[Excerpted data start]
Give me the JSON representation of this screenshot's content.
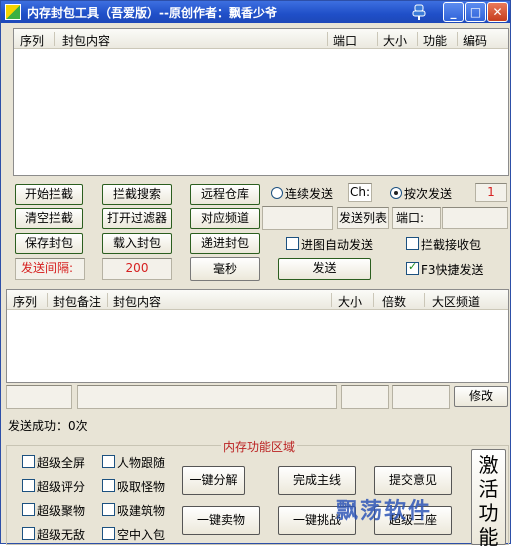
{
  "titlebar": {
    "title": "内存封包工具（吾爱版）--原创作者：飘香少爷",
    "min": "_",
    "max": "□",
    "close": "✕"
  },
  "packets_table": {
    "columns": [
      "序列",
      "封包内容",
      "端口",
      "大小",
      "功能",
      "编码"
    ]
  },
  "buttons": {
    "start_intercept": "开始拦截",
    "intercept_search": "拦截搜索",
    "remote_repo": "远程仓库",
    "clear_intercept": "清空拦截",
    "open_filter": "打开过滤器",
    "corresponding_channel": "对应频道",
    "save_packet": "保存封包",
    "load_packet": "载入封包",
    "send_in_packet": "递进封包",
    "ms": "毫秒",
    "send": "发送",
    "modify": "修改"
  },
  "options": {
    "continuous_send": "连续发送",
    "ch_label": "Ch:",
    "send_count_mode": "按次发送",
    "send_count": "1",
    "send_list": "发送列表",
    "port_label": "端口:",
    "auto_send_on_enter": "进图自动发送",
    "auto_send_on_enter_checked": false,
    "intercept_receive": "拦截接收包",
    "intercept_receive_checked": false,
    "f3_quick_send": "F3快捷发送",
    "f3_quick_send_checked": true,
    "interval_label": "发送间隔:",
    "interval_value": "200"
  },
  "send_table": {
    "columns": [
      "序列",
      "封包备注",
      "封包内容",
      "大小",
      "倍数",
      "大区频道"
    ]
  },
  "status": {
    "text": "发送成功：0次"
  },
  "memory": {
    "title": "内存功能区域",
    "checks": [
      "超级全屏",
      "人物跟随",
      "超级评分",
      "吸取怪物",
      "超级聚物",
      "吸建筑物",
      "超级无敌",
      "空中入包"
    ],
    "actions": [
      "一键分解",
      "完成主线",
      "提交意见",
      "一键卖物",
      "一键挑战",
      "超级三座"
    ],
    "activate": "激活功能"
  },
  "watermark": "飘荡软件"
}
[Excerpted data end]
Instructions to follow »
Each entry above should be reproduced exactly, with the pictures removed.

Answer to the exercise »
Give me the JSON representation of this screenshot's content.
{
  "titlebar": {
    "title": "内存封包工具（吾爱版）--原创作者：飘香少爷",
    "min": "_",
    "max": "□",
    "close": "✕"
  },
  "packets_table": {
    "columns": [
      "序列",
      "封包内容",
      "端口",
      "大小",
      "功能",
      "编码"
    ]
  },
  "buttons": {
    "start_intercept": "开始拦截",
    "intercept_search": "拦截搜索",
    "remote_repo": "远程仓库",
    "clear_intercept": "清空拦截",
    "open_filter": "打开过滤器",
    "corresponding_channel": "对应频道",
    "save_packet": "保存封包",
    "load_packet": "载入封包",
    "send_in_packet": "递进封包",
    "ms": "毫秒",
    "send": "发送",
    "modify": "修改"
  },
  "options": {
    "continuous_send": "连续发送",
    "ch_label": "Ch:",
    "send_count_mode": "按次发送",
    "send_count": "1",
    "send_list": "发送列表",
    "port_label": "端口:",
    "auto_send_on_enter": "进图自动发送",
    "auto_send_on_enter_checked": false,
    "intercept_receive": "拦截接收包",
    "intercept_receive_checked": false,
    "f3_quick_send": "F3快捷发送",
    "f3_quick_send_checked": true,
    "interval_label": "发送间隔:",
    "interval_value": "200"
  },
  "send_table": {
    "columns": [
      "序列",
      "封包备注",
      "封包内容",
      "大小",
      "倍数",
      "大区频道"
    ]
  },
  "status": {
    "text": "发送成功：0次"
  },
  "memory": {
    "title": "内存功能区域",
    "checks": [
      "超级全屏",
      "人物跟随",
      "超级评分",
      "吸取怪物",
      "超级聚物",
      "吸建筑物",
      "超级无敌",
      "空中入包"
    ],
    "actions": [
      "一键分解",
      "完成主线",
      "提交意见",
      "一键卖物",
      "一键挑战",
      "超级三座"
    ],
    "activate": "激活功能"
  },
  "watermark": "飘荡软件"
}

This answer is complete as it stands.